> PROBLEM DESCRIPTION
Retype the complete listing exactly as it appears.

-----

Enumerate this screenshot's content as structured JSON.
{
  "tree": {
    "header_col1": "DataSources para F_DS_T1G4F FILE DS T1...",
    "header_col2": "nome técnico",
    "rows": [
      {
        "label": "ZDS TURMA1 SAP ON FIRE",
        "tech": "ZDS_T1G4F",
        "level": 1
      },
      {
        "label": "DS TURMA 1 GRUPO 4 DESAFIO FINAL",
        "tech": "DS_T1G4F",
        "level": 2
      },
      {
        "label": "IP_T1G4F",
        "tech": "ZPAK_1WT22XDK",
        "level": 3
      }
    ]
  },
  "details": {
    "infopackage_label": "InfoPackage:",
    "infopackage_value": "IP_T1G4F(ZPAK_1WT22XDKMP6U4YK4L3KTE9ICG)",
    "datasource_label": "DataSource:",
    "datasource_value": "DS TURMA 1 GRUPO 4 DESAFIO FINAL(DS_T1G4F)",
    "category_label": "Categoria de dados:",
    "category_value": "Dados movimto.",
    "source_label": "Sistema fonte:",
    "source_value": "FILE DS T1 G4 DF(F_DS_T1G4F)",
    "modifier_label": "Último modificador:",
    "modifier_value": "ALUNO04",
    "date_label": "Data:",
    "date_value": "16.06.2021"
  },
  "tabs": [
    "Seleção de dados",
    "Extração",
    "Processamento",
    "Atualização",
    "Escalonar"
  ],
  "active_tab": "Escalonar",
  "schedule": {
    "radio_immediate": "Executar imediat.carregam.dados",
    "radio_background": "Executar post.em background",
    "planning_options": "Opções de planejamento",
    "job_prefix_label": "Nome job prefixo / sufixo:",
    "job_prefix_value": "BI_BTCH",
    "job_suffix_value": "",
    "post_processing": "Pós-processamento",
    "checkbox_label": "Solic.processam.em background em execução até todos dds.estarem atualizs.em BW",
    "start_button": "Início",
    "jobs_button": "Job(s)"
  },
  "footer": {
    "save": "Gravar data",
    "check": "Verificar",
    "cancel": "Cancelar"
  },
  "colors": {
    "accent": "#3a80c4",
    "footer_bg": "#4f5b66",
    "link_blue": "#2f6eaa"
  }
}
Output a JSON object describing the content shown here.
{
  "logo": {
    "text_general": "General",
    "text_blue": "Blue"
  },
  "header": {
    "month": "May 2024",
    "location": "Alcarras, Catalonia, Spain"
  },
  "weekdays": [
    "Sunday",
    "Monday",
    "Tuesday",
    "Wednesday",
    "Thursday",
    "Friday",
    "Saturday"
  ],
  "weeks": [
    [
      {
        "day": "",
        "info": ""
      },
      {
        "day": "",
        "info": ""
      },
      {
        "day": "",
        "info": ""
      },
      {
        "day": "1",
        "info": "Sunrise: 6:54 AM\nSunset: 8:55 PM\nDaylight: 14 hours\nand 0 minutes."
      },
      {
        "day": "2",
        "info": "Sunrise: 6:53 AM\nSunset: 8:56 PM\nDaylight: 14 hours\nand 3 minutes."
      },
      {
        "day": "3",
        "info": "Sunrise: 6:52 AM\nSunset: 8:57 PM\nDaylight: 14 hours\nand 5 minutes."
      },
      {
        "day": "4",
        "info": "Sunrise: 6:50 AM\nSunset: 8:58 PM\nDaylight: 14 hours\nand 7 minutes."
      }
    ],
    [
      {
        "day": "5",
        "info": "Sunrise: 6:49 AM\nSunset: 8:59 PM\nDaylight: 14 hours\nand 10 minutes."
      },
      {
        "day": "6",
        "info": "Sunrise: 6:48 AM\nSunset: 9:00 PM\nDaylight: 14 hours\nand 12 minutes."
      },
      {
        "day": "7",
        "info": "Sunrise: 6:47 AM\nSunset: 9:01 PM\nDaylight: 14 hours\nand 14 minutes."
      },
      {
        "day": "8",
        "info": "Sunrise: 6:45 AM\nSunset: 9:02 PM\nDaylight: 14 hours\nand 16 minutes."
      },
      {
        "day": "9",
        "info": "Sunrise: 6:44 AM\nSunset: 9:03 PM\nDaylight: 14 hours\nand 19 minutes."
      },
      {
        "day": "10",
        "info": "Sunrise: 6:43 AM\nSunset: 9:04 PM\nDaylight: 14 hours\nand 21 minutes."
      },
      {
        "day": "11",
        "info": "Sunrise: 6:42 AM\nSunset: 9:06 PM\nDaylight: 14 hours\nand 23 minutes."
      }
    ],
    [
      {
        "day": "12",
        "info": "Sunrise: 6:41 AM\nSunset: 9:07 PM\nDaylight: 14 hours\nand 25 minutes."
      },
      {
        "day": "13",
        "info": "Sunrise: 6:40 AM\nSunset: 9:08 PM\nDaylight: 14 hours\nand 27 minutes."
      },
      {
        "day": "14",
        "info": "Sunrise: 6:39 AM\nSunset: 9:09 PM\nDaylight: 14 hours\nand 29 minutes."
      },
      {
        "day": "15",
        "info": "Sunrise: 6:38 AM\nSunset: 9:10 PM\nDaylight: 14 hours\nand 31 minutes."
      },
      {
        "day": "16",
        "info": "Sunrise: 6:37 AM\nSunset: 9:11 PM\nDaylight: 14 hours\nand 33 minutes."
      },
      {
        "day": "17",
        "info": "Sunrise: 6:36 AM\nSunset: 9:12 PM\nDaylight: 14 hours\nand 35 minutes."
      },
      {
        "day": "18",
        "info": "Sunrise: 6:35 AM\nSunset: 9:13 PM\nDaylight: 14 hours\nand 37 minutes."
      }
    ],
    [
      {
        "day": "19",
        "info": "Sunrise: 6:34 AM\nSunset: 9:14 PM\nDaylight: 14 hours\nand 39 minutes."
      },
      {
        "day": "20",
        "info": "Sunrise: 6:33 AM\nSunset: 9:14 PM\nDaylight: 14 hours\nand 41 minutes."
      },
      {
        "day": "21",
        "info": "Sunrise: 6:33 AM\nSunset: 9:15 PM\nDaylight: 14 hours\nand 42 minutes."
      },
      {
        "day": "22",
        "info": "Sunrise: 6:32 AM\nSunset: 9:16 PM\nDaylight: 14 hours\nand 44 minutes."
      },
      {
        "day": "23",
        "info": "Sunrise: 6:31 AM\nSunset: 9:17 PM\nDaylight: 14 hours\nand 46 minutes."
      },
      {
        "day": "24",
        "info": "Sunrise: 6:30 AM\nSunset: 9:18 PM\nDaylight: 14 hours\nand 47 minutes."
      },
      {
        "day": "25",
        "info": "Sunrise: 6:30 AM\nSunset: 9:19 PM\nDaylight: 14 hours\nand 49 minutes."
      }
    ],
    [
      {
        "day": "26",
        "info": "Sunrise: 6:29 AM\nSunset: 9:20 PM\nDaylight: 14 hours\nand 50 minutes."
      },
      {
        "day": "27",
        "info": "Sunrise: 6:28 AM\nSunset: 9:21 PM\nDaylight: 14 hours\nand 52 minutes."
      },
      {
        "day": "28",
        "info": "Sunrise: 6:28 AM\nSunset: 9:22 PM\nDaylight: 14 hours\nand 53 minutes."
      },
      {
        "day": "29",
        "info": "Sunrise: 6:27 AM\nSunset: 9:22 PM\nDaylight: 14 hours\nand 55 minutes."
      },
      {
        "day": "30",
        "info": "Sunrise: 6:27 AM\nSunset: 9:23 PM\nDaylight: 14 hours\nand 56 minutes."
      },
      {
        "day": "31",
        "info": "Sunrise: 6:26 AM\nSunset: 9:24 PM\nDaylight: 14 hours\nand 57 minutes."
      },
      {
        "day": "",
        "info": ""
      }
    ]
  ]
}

-----

> EXERCISE SOLUTION
Enumerate this screenshot's content as structured JSON.
{
  "tree": {
    "header_col1": "DataSources para F_DS_T1G4F FILE DS T1...",
    "header_col2": "nome técnico",
    "rows": [
      {
        "label": "ZDS TURMA1 SAP ON FIRE",
        "tech": "ZDS_T1G4F",
        "level": 1
      },
      {
        "label": "DS TURMA 1 GRUPO 4 DESAFIO FINAL",
        "tech": "DS_T1G4F",
        "level": 2
      },
      {
        "label": "IP_T1G4F",
        "tech": "ZPAK_1WT22XDK",
        "level": 3
      }
    ]
  },
  "details": {
    "infopackage_label": "InfoPackage:",
    "infopackage_value": "IP_T1G4F(ZPAK_1WT22XDKMP6U4YK4L3KTE9ICG)",
    "datasource_label": "DataSource:",
    "datasource_value": "DS TURMA 1 GRUPO 4 DESAFIO FINAL(DS_T1G4F)",
    "category_label": "Categoria de dados:",
    "category_value": "Dados movimto.",
    "source_label": "Sistema fonte:",
    "source_value": "FILE DS T1 G4 DF(F_DS_T1G4F)",
    "modifier_label": "Último modificador:",
    "modifier_value": "ALUNO04",
    "date_label": "Data:",
    "date_value": "16.06.2021"
  },
  "tabs": [
    "Seleção de dados",
    "Extração",
    "Processamento",
    "Atualização",
    "Escalonar"
  ],
  "active_tab": "Escalonar",
  "schedule": {
    "radio_immediate": "Executar imediat.carregam.dados",
    "radio_background": "Executar post.em background",
    "planning_options": "Opções de planejamento",
    "job_prefix_label": "Nome job prefixo / sufixo:",
    "job_prefix_value": "BI_BTCH",
    "job_suffix_value": "",
    "post_processing": "Pós-processamento",
    "checkbox_label": "Solic.processam.em background em execução até todos dds.estarem atualizs.em BW",
    "start_button": "Início",
    "jobs_button": "Job(s)"
  },
  "footer": {
    "save": "Gravar data",
    "check": "Verificar",
    "cancel": "Cancelar"
  },
  "colors": {
    "accent": "#3a80c4",
    "footer_bg": "#4f5b66",
    "link_blue": "#2f6eaa"
  }
}
Output a JSON object describing the content shown here.
{
  "logo": {
    "text_general": "General",
    "text_blue": "Blue"
  },
  "header": {
    "month": "May 2024",
    "location": "Alcarras, Catalonia, Spain"
  },
  "weekdays": [
    "Sunday",
    "Monday",
    "Tuesday",
    "Wednesday",
    "Thursday",
    "Friday",
    "Saturday"
  ],
  "weeks": [
    [
      {
        "day": "",
        "info": ""
      },
      {
        "day": "",
        "info": ""
      },
      {
        "day": "",
        "info": ""
      },
      {
        "day": "1",
        "info": "Sunrise: 6:54 AM\nSunset: 8:55 PM\nDaylight: 14 hours\nand 0 minutes."
      },
      {
        "day": "2",
        "info": "Sunrise: 6:53 AM\nSunset: 8:56 PM\nDaylight: 14 hours\nand 3 minutes."
      },
      {
        "day": "3",
        "info": "Sunrise: 6:52 AM\nSunset: 8:57 PM\nDaylight: 14 hours\nand 5 minutes."
      },
      {
        "day": "4",
        "info": "Sunrise: 6:50 AM\nSunset: 8:58 PM\nDaylight: 14 hours\nand 7 minutes."
      }
    ],
    [
      {
        "day": "5",
        "info": "Sunrise: 6:49 AM\nSunset: 8:59 PM\nDaylight: 14 hours\nand 10 minutes."
      },
      {
        "day": "6",
        "info": "Sunrise: 6:48 AM\nSunset: 9:00 PM\nDaylight: 14 hours\nand 12 minutes."
      },
      {
        "day": "7",
        "info": "Sunrise: 6:47 AM\nSunset: 9:01 PM\nDaylight: 14 hours\nand 14 minutes."
      },
      {
        "day": "8",
        "info": "Sunrise: 6:45 AM\nSunset: 9:02 PM\nDaylight: 14 hours\nand 16 minutes."
      },
      {
        "day": "9",
        "info": "Sunrise: 6:44 AM\nSunset: 9:03 PM\nDaylight: 14 hours\nand 19 minutes."
      },
      {
        "day": "10",
        "info": "Sunrise: 6:43 AM\nSunset: 9:04 PM\nDaylight: 14 hours\nand 21 minutes."
      },
      {
        "day": "11",
        "info": "Sunrise: 6:42 AM\nSunset: 9:06 PM\nDaylight: 14 hours\nand 23 minutes."
      }
    ],
    [
      {
        "day": "12",
        "info": "Sunrise: 6:41 AM\nSunset: 9:07 PM\nDaylight: 14 hours\nand 25 minutes."
      },
      {
        "day": "13",
        "info": "Sunrise: 6:40 AM\nSunset: 9:08 PM\nDaylight: 14 hours\nand 27 minutes."
      },
      {
        "day": "14",
        "info": "Sunrise: 6:39 AM\nSunset: 9:09 PM\nDaylight: 14 hours\nand 29 minutes."
      },
      {
        "day": "15",
        "info": "Sunrise: 6:38 AM\nSunset: 9:10 PM\nDaylight: 14 hours\nand 31 minutes."
      },
      {
        "day": "16",
        "info": "Sunrise: 6:37 AM\nSunset: 9:11 PM\nDaylight: 14 hours\nand 33 minutes."
      },
      {
        "day": "17",
        "info": "Sunrise: 6:36 AM\nSunset: 9:12 PM\nDaylight: 14 hours\nand 35 minutes."
      },
      {
        "day": "18",
        "info": "Sunrise: 6:35 AM\nSunset: 9:13 PM\nDaylight: 14 hours\nand 37 minutes."
      }
    ],
    [
      {
        "day": "19",
        "info": "Sunrise: 6:34 AM\nSunset: 9:14 PM\nDaylight: 14 hours\nand 39 minutes."
      },
      {
        "day": "20",
        "info": "Sunrise: 6:33 AM\nSunset: 9:14 PM\nDaylight: 14 hours\nand 41 minutes."
      },
      {
        "day": "21",
        "info": "Sunrise: 6:33 AM\nSunset: 9:15 PM\nDaylight: 14 hours\nand 42 minutes."
      },
      {
        "day": "22",
        "info": "Sunrise: 6:32 AM\nSunset: 9:16 PM\nDaylight: 14 hours\nand 44 minutes."
      },
      {
        "day": "23",
        "info": "Sunrise: 6:31 AM\nSunset: 9:17 PM\nDaylight: 14 hours\nand 46 minutes."
      },
      {
        "day": "24",
        "info": "Sunrise: 6:30 AM\nSunset: 9:18 PM\nDaylight: 14 hours\nand 47 minutes."
      },
      {
        "day": "25",
        "info": "Sunrise: 6:30 AM\nSunset: 9:19 PM\nDaylight: 14 hours\nand 49 minutes."
      }
    ],
    [
      {
        "day": "26",
        "info": "Sunrise: 6:29 AM\nSunset: 9:20 PM\nDaylight: 14 hours\nand 50 minutes."
      },
      {
        "day": "27",
        "info": "Sunrise: 6:28 AM\nSunset: 9:21 PM\nDaylight: 14 hours\nand 52 minutes."
      },
      {
        "day": "28",
        "info": "Sunrise: 6:28 AM\nSunset: 9:22 PM\nDaylight: 14 hours\nand 53 minutes."
      },
      {
        "day": "29",
        "info": "Sunrise: 6:27 AM\nSunset: 9:22 PM\nDaylight: 14 hours\nand 55 minutes."
      },
      {
        "day": "30",
        "info": "Sunrise: 6:27 AM\nSunset: 9:23 PM\nDaylight: 14 hours\nand 56 minutes."
      },
      {
        "day": "31",
        "info": "Sunrise: 6:26 AM\nSunset: 9:24 PM\nDaylight: 14 hours\nand 57 minutes."
      },
      {
        "day": "",
        "info": ""
      }
    ]
  ]
}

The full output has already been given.